Required work:
Your answer should be a single number: the count of lines that include the word "document".

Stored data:
=======

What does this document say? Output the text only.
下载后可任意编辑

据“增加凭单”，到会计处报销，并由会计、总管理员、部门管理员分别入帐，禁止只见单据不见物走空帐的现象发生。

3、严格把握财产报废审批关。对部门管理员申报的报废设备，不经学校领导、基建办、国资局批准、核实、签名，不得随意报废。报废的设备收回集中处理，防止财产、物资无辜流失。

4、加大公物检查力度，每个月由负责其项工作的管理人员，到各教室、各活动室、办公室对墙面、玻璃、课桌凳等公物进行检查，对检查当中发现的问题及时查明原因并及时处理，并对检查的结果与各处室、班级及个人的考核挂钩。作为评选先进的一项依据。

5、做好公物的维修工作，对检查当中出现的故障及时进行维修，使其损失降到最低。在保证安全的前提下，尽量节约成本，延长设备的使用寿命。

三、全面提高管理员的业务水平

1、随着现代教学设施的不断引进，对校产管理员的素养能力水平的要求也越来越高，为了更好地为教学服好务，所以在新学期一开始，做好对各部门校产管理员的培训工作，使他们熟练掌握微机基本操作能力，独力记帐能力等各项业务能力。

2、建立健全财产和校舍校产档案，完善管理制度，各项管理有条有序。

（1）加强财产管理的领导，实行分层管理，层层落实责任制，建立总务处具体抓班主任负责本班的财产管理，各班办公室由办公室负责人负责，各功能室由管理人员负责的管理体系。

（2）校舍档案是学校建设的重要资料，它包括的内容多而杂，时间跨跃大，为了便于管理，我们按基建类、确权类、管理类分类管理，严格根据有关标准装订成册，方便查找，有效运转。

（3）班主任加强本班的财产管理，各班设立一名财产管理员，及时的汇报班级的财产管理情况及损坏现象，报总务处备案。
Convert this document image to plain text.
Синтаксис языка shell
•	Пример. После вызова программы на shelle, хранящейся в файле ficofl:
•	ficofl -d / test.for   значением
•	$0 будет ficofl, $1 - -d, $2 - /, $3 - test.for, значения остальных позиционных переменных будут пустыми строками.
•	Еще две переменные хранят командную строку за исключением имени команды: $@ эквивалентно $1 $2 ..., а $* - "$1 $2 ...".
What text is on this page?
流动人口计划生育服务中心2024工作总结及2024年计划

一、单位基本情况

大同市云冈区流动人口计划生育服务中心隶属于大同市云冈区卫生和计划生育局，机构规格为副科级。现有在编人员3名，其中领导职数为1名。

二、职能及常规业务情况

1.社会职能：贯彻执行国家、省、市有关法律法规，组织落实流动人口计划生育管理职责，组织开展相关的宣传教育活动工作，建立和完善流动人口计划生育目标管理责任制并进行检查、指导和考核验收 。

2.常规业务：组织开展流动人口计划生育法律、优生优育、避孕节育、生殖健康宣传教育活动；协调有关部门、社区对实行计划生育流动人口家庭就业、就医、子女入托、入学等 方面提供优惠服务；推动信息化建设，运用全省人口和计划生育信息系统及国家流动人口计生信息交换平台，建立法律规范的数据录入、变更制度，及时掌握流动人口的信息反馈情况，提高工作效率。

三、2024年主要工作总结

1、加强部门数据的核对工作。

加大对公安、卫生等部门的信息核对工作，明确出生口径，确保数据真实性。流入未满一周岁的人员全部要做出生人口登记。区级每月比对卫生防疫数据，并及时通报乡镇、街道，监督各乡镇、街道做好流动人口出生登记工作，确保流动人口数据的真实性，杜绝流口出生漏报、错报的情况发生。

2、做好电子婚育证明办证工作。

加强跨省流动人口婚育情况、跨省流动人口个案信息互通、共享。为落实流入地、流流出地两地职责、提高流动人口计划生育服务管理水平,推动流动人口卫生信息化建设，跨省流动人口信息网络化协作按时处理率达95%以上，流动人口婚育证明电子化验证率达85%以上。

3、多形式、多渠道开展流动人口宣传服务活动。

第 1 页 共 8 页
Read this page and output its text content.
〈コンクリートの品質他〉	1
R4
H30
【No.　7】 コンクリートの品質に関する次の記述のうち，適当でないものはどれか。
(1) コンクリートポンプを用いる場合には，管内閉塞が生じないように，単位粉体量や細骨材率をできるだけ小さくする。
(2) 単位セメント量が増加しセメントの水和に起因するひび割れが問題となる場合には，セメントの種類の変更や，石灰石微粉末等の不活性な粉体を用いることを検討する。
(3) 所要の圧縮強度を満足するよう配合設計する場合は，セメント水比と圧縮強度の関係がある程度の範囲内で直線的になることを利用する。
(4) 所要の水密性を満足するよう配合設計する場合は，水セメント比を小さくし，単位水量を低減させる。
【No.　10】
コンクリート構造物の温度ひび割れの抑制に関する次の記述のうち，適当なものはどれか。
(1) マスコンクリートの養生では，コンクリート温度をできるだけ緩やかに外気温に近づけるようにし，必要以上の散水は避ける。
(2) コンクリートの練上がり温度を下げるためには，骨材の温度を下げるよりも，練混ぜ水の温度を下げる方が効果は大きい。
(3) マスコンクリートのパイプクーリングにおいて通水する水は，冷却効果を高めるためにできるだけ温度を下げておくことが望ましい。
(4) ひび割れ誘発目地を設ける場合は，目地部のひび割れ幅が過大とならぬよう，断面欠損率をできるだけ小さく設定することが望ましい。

=======

Exercise answer:
2